:: Request ::
Where a line in the listing contains the string "Ampliture", copy that line out.

--- BEGIN Information shown ---

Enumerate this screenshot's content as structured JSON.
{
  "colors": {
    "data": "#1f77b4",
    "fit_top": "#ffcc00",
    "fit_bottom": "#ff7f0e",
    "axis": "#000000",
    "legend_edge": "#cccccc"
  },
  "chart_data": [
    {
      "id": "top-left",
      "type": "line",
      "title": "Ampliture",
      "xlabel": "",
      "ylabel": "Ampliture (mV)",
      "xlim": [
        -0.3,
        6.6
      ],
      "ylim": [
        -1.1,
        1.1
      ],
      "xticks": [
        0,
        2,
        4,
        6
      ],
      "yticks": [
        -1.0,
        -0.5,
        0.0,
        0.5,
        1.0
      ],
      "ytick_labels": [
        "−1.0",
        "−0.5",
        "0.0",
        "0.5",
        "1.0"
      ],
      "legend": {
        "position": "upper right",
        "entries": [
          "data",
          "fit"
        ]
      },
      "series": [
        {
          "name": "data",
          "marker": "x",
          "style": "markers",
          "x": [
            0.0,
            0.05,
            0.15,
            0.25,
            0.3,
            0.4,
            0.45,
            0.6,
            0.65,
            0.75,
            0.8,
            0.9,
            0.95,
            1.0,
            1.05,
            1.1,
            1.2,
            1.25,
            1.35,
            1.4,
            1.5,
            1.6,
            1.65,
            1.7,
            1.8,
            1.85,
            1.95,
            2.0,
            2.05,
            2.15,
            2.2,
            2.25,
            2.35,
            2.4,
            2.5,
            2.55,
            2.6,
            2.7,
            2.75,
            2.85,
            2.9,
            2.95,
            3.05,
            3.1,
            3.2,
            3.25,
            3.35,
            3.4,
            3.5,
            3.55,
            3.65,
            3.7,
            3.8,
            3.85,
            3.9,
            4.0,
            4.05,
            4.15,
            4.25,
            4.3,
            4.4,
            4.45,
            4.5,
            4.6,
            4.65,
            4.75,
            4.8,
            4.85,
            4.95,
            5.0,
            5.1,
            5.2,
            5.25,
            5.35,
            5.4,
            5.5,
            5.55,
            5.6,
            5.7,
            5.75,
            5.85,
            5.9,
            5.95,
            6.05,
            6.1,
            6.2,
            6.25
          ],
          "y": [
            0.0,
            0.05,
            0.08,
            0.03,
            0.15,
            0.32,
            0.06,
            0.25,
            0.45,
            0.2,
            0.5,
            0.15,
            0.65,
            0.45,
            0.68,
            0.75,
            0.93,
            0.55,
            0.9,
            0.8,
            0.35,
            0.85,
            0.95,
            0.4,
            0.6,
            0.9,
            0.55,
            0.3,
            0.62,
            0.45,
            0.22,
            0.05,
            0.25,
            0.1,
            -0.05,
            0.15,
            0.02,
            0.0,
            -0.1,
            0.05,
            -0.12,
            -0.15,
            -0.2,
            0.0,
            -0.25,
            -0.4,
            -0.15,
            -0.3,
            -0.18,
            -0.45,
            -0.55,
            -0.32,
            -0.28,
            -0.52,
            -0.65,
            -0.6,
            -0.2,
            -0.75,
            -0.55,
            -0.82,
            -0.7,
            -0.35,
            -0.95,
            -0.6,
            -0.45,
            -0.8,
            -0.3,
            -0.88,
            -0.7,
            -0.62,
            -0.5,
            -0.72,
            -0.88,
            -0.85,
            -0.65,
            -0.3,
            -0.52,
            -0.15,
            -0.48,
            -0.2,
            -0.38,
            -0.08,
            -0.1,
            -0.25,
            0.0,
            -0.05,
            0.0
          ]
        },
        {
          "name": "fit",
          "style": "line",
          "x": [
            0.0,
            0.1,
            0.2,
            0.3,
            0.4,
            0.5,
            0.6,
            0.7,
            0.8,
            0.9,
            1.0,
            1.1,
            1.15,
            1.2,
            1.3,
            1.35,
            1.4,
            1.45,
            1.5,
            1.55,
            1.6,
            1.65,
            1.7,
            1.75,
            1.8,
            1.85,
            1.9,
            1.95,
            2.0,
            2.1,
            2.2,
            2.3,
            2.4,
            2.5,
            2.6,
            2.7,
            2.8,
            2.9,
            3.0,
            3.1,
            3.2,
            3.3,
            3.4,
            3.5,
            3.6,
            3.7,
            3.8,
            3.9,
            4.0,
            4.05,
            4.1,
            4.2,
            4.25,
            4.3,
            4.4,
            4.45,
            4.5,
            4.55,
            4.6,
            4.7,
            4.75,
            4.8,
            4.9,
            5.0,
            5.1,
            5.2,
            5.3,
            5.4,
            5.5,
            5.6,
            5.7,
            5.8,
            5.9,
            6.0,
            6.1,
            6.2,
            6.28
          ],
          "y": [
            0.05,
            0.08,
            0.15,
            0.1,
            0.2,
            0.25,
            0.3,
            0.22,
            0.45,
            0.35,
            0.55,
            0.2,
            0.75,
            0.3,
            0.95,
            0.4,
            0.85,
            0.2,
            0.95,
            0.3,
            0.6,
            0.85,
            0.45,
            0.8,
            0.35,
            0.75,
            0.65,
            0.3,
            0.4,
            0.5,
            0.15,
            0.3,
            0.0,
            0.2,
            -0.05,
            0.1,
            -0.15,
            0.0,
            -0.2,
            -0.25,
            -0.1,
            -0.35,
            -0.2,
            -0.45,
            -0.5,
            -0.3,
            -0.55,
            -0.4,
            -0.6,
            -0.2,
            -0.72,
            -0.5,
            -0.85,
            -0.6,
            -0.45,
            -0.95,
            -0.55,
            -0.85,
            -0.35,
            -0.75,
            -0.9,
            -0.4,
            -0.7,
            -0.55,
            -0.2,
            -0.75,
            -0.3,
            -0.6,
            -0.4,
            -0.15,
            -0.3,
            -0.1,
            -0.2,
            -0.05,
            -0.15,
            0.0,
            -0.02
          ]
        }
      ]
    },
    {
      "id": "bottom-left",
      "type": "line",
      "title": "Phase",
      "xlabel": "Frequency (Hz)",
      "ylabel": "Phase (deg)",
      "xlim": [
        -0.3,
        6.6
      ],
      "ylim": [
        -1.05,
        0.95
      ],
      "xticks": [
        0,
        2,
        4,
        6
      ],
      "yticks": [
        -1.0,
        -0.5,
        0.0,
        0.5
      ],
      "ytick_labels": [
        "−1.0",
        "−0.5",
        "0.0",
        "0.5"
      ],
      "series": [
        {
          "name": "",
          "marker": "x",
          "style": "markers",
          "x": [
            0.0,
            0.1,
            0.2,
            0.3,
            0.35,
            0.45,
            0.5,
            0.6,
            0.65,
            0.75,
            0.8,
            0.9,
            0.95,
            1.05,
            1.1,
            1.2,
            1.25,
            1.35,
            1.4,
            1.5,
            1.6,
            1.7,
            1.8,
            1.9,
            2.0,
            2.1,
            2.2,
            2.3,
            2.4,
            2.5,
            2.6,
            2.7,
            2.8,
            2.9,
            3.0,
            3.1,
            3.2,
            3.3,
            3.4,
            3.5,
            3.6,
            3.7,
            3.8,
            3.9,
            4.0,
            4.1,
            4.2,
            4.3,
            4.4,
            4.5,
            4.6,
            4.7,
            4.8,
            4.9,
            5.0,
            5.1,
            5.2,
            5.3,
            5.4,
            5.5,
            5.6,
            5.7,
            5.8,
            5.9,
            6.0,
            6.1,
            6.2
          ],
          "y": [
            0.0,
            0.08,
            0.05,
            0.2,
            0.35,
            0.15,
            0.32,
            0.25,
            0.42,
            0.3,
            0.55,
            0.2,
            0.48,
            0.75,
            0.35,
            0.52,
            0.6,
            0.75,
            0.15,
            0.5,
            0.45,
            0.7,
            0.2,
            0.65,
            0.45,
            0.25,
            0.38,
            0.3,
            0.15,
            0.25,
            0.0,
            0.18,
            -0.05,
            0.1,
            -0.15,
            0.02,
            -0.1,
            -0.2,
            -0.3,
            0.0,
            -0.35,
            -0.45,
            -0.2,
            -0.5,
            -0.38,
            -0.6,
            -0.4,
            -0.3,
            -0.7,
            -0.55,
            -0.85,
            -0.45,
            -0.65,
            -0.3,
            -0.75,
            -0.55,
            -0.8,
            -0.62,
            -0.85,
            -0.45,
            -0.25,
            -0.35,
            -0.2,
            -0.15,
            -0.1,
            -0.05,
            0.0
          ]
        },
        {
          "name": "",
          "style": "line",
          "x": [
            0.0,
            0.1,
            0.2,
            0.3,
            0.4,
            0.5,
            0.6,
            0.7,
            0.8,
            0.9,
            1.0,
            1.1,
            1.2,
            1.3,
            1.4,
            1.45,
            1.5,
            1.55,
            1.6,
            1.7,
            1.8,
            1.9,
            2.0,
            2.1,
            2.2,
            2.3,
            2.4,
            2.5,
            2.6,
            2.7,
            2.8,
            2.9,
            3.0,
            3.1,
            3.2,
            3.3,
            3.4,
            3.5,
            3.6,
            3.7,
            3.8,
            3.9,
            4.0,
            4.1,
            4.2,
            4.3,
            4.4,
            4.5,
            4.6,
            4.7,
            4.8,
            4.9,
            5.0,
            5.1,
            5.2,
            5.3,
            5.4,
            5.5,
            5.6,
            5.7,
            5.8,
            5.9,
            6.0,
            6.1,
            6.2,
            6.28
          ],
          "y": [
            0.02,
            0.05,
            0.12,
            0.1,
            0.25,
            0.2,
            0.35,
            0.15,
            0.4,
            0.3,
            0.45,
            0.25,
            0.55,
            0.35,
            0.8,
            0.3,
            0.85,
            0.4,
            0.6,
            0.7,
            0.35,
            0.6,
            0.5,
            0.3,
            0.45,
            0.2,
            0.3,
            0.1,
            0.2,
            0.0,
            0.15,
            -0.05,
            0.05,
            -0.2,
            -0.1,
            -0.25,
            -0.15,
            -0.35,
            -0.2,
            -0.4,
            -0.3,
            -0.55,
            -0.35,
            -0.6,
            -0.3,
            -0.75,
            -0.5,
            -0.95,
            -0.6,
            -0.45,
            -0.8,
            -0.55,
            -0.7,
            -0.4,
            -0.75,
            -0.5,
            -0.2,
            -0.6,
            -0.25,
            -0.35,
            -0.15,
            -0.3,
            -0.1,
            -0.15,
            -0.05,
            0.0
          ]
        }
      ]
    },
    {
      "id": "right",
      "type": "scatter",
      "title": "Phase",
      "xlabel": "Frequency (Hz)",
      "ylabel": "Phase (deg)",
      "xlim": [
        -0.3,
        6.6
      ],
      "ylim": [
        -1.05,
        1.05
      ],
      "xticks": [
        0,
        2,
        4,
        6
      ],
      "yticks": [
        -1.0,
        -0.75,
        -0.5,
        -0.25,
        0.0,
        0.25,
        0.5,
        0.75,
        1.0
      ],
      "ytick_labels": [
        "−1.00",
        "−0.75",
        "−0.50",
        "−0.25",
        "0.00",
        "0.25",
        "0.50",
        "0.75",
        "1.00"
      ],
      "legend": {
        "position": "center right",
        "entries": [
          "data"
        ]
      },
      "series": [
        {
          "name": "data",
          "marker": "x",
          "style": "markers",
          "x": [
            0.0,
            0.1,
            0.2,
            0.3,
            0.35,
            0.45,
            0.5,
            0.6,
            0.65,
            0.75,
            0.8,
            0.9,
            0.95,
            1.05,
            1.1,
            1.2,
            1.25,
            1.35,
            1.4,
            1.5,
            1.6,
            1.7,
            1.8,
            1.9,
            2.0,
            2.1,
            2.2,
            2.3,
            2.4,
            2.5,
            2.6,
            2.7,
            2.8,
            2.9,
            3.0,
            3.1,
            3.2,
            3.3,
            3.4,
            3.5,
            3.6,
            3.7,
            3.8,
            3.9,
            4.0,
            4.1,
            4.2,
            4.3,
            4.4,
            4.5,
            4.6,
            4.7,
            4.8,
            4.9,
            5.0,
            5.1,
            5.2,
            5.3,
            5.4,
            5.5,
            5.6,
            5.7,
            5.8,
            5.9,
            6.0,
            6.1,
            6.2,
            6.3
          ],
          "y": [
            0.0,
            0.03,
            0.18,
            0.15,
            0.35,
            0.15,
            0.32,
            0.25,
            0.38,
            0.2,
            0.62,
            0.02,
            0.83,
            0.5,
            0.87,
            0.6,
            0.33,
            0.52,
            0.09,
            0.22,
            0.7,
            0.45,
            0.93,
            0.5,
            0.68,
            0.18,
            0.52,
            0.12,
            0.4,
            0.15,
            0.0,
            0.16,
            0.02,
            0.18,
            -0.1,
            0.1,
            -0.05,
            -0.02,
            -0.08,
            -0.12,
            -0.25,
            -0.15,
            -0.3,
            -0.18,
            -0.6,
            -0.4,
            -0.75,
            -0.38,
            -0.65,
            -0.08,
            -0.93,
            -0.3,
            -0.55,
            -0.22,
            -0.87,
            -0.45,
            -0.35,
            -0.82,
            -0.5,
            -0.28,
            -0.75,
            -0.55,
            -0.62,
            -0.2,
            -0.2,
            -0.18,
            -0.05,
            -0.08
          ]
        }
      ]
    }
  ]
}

--- END Information shown ---

:: Response to the exercise ::
      "title": "Ampliture",
      "ylabel": "Ampliture (mV)",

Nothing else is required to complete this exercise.